Extracted data entries

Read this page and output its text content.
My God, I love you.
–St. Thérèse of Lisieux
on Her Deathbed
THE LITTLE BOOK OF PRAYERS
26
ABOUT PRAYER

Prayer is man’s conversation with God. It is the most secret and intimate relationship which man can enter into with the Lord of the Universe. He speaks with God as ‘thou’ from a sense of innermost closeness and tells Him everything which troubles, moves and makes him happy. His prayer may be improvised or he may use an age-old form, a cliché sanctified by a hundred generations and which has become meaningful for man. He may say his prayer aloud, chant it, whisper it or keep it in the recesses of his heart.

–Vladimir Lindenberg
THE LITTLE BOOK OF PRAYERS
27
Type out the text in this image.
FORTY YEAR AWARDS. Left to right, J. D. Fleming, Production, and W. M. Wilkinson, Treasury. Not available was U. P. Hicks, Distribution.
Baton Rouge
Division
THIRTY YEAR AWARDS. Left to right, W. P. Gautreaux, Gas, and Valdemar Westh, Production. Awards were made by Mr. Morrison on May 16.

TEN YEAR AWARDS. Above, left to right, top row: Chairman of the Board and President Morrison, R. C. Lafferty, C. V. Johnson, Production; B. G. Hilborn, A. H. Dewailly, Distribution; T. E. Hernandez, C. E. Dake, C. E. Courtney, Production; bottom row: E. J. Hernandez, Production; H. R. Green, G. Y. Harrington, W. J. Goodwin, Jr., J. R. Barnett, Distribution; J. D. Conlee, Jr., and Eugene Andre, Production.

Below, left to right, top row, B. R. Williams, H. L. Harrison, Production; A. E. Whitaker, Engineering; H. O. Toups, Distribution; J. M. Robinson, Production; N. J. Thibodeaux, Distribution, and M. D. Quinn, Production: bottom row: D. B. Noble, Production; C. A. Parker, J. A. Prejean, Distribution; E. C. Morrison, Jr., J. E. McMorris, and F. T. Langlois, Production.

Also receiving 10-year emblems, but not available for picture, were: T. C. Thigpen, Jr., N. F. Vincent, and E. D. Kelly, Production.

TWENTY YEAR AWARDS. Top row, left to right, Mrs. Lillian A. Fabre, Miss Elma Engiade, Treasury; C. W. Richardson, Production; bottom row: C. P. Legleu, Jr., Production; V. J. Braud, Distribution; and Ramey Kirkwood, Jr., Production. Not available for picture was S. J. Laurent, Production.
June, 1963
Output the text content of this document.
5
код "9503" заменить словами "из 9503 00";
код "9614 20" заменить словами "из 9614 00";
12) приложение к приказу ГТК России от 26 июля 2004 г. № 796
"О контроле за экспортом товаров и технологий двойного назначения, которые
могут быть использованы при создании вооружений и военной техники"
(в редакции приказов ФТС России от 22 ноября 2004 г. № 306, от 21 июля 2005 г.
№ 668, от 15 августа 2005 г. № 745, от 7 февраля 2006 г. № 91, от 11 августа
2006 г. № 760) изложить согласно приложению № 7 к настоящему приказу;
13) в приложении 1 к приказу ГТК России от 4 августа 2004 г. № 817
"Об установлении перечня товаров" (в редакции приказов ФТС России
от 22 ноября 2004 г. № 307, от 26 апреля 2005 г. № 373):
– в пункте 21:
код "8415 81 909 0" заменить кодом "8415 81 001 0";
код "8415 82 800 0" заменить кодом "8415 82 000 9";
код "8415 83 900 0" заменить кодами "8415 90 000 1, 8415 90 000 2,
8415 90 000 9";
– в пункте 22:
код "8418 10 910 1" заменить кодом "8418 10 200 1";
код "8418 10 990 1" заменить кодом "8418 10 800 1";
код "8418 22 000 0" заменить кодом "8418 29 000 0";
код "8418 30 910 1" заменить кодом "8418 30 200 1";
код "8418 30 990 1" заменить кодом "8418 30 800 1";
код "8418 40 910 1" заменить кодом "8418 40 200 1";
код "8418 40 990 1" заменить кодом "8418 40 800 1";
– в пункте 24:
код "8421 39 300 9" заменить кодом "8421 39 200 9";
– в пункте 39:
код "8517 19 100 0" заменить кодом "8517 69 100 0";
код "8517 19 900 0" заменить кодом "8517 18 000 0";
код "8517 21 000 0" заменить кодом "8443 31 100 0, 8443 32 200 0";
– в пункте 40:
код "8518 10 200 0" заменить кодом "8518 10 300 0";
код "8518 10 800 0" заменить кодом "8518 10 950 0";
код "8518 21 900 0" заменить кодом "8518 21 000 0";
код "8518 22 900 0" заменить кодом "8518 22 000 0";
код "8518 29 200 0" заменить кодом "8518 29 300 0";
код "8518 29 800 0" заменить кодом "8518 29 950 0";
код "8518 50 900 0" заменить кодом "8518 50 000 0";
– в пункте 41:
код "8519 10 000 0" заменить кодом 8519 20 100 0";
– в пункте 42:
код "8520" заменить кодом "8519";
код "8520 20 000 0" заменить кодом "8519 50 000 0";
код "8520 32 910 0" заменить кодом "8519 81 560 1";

> _Requirements_
Copy each record from above without leaving any out.

> _Task response_
Read this page and output its text content.
My God, I love you.
–St. Thérèse of Lisieux
on Her Deathbed
THE LITTLE BOOK OF PRAYERS
26
ABOUT PRAYER

Prayer is man’s conversation with God. It is the most secret and intimate relationship which man can enter into with the Lord of the Universe. He speaks with God as ‘thou’ from a sense of innermost closeness and tells Him everything which troubles, moves and makes him happy. His prayer may be improvised or he may use an age-old form, a cliché sanctified by a hundred generations and which has become meaningful for man. He may say his prayer aloud, chant it, whisper it or keep it in the recesses of his heart.

–Vladimir Lindenberg
THE LITTLE BOOK OF PRAYERS
27
Type out the text in this image.
FORTY YEAR AWARDS. Left to right, J. D. Fleming, Production, and W. M. Wilkinson, Treasury. Not available was U. P. Hicks, Distribution.
Baton Rouge
Division
THIRTY YEAR AWARDS. Left to right, W. P. Gautreaux, Gas, and Valdemar Westh, Production. Awards were made by Mr. Morrison on May 16.

TEN YEAR AWARDS. Above, left to right, top row: Chairman of the Board and President Morrison, R. C. Lafferty, C. V. Johnson, Production; B. G. Hilborn, A. H. Dewailly, Distribution; T. E. Hernandez, C. E. Dake, C. E. Courtney, Production; bottom row: E. J. Hernandez, Production; H. R. Green, G. Y. Harrington, W. J. Goodwin, Jr., J. R. Barnett, Distribution; J. D. Conlee, Jr., and Eugene Andre, Production.

Below, left to right, top row, B. R. Williams, H. L. Harrison, Production; A. E. Whitaker, Engineering; H. O. Toups, Distribution; J. M. Robinson, Production; N. J. Thibodeaux, Distribution, and M. D. Quinn, Production: bottom row: D. B. Noble, Production; C. A. Parker, J. A. Prejean, Distribution; E. C. Morrison, Jr., J. E. McMorris, and F. T. Langlois, Production.

Also receiving 10-year emblems, but not available for picture, were: T. C. Thigpen, Jr., N. F. Vincent, and E. D. Kelly, Production.

TWENTY YEAR AWARDS. Top row, left to right, Mrs. Lillian A. Fabre, Miss Elma Engiade, Treasury; C. W. Richardson, Production; bottom row: C. P. Legleu, Jr., Production; V. J. Braud, Distribution; and Ramey Kirkwood, Jr., Production. Not available for picture was S. J. Laurent, Production.
June, 1963
Output the text content of this document.
5
код "9503" заменить словами "из 9503 00";
код "9614 20" заменить словами "из 9614 00";
12) приложение к приказу ГТК России от 26 июля 2004 г. № 796
"О контроле за экспортом товаров и технологий двойного назначения, которые
могут быть использованы при создании вооружений и военной техники"
(в редакции приказов ФТС России от 22 ноября 2004 г. № 306, от 21 июля 2005 г.
№ 668, от 15 августа 2005 г. № 745, от 7 февраля 2006 г. № 91, от 11 августа
2006 г. № 760) изложить согласно приложению № 7 к настоящему приказу;
13) в приложении 1 к приказу ГТК России от 4 августа 2004 г. № 817
"Об установлении перечня товаров" (в редакции приказов ФТС России
от 22 ноября 2004 г. № 307, от 26 апреля 2005 г. № 373):
– в пункте 21:
код "8415 81 909 0" заменить кодом "8415 81 001 0";
код "8415 82 800 0" заменить кодом "8415 82 000 9";
код "8415 83 900 0" заменить кодами "8415 90 000 1, 8415 90 000 2,
8415 90 000 9";
– в пункте 22:
код "8418 10 910 1" заменить кодом "8418 10 200 1";
код "8418 10 990 1" заменить кодом "8418 10 800 1";
код "8418 22 000 0" заменить кодом "8418 29 000 0";
код "8418 30 910 1" заменить кодом "8418 30 200 1";
код "8418 30 990 1" заменить кодом "8418 30 800 1";
код "8418 40 910 1" заменить кодом "8418 40 200 1";
код "8418 40 990 1" заменить кодом "8418 40 800 1";
– в пункте 24:
код "8421 39 300 9" заменить кодом "8421 39 200 9";
– в пункте 39:
код "8517 19 100 0" заменить кодом "8517 69 100 0";
код "8517 19 900 0" заменить кодом "8517 18 000 0";
код "8517 21 000 0" заменить кодом "8443 31 100 0, 8443 32 200 0";
– в пункте 40:
код "8518 10 200 0" заменить кодом "8518 10 300 0";
код "8518 10 800 0" заменить кодом "8518 10 950 0";
код "8518 21 900 0" заменить кодом "8518 21 000 0";
код "8518 22 900 0" заменить кодом "8518 22 000 0";
код "8518 29 200 0" заменить кодом "8518 29 300 0";
код "8518 29 800 0" заменить кодом "8518 29 950 0";
код "8518 50 900 0" заменить кодом "8518 50 000 0";
– в пункте 41:
код "8519 10 000 0" заменить кодом 8519 20 100 0";
– в пункте 42:
код "8520" заменить кодом "8519";
код "8520 20 000 0" заменить кодом "8519 50 000 0";
код "8520 32 910 0" заменить кодом "8519 81 560 1";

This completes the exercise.